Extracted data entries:

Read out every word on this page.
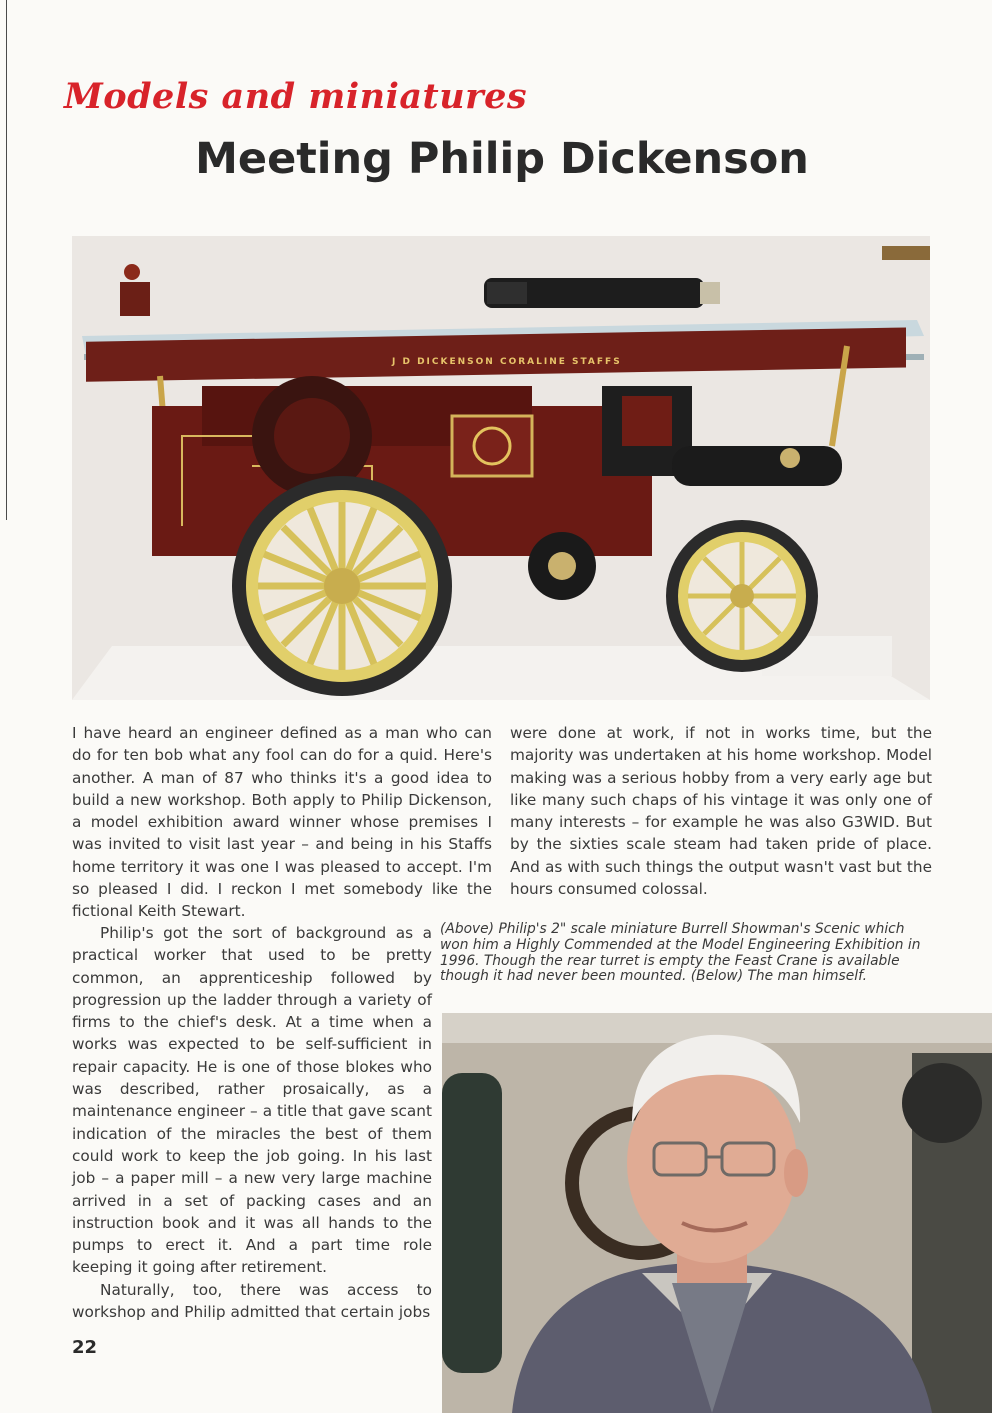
Models and miniatures
Meeting Philip Dickenson
J D DICKENSON CORALINE STAFFS

I have heard an engineer defined as a man who can do for ten bob what any fool can do for a quid. Here's another. A man of 87 who thinks it's a good idea to build a new workshop. Both apply to Philip Dickenson, a model exhibition award winner whose premises I was invited to visit last year – and being in his Staffs home territory it was one I was pleased to accept. I'm so pleased I did. I reckon I met somebody like the fictional Keith Stewart.

were done at work, if not in works time, but the majority was undertaken at his home workshop. Model making was a serious hobby from a very early age but like many such chaps of his vintage it was only one of many interests – for example he was also G3WID. But by the sixties scale steam had taken pride of place. And as with such things the output wasn't vast but the hours consumed colossal.

Philip's got the sort of background as a practical worker that used to be pretty common, an apprenticeship followed by progression up the ladder through a variety of firms to the chief's desk. At a time when a works was expected to be self-sufficient in repair capacity. He is one of those blokes who was described, rather prosaically, as a maintenance engineer – a title that gave scant indication of the miracles the best of them could work to keep the job going. In his last job – a paper mill – a new very large machine arrived in a set of packing cases and an instruction book and it was all hands to the pumps to erect it. And a part time role keeping it going after retirement.

Naturally, too, there was access to workshop and Philip admitted that certain jobs

(Above) Philip's 2" scale miniature Burrell Showman's Scenic which won him a Highly Commended at the Model Engineering Exhibition in 1996. Though the rear turret is empty the Feast Crane is available though it had never been mounted. (Below) The man himself.

22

— Given request —
Repeat each line of the records above exactly, but do not copy the pictures.

— Task response —
Read out every word on this page.
Models and miniatures
Meeting Philip Dickenson
J D DICKENSON CORALINE STAFFS

I have heard an engineer defined as a man who can do for ten bob what any fool can do for a quid. Here's another. A man of 87 who thinks it's a good idea to build a new workshop. Both apply to Philip Dickenson, a model exhibition award winner whose premises I was invited to visit last year – and being in his Staffs home territory it was one I was pleased to accept. I'm so pleased I did. I reckon I met somebody like the fictional Keith Stewart.

were done at work, if not in works time, but the majority was undertaken at his home workshop. Model making was a serious hobby from a very early age but like many such chaps of his vintage it was only one of many interests – for example he was also G3WID. But by the sixties scale steam had taken pride of place. And as with such things the output wasn't vast but the hours consumed colossal.

Philip's got the sort of background as a practical worker that used to be pretty common, an apprenticeship followed by progression up the ladder through a variety of firms to the chief's desk. At a time when a works was expected to be self-sufficient in repair capacity. He is one of those blokes who was described, rather prosaically, as a maintenance engineer – a title that gave scant indication of the miracles the best of them could work to keep the job going. In his last job – a paper mill – a new very large machine arrived in a set of packing cases and an instruction book and it was all hands to the pumps to erect it. And a part time role keeping it going after retirement.

Naturally, too, there was access to workshop and Philip admitted that certain jobs

(Above) Philip's 2" scale miniature Burrell Showman's Scenic which won him a Highly Commended at the Model Engineering Exhibition in 1996. Though the rear turret is empty the Feast Crane is available though it had never been mounted. (Below) The man himself.

22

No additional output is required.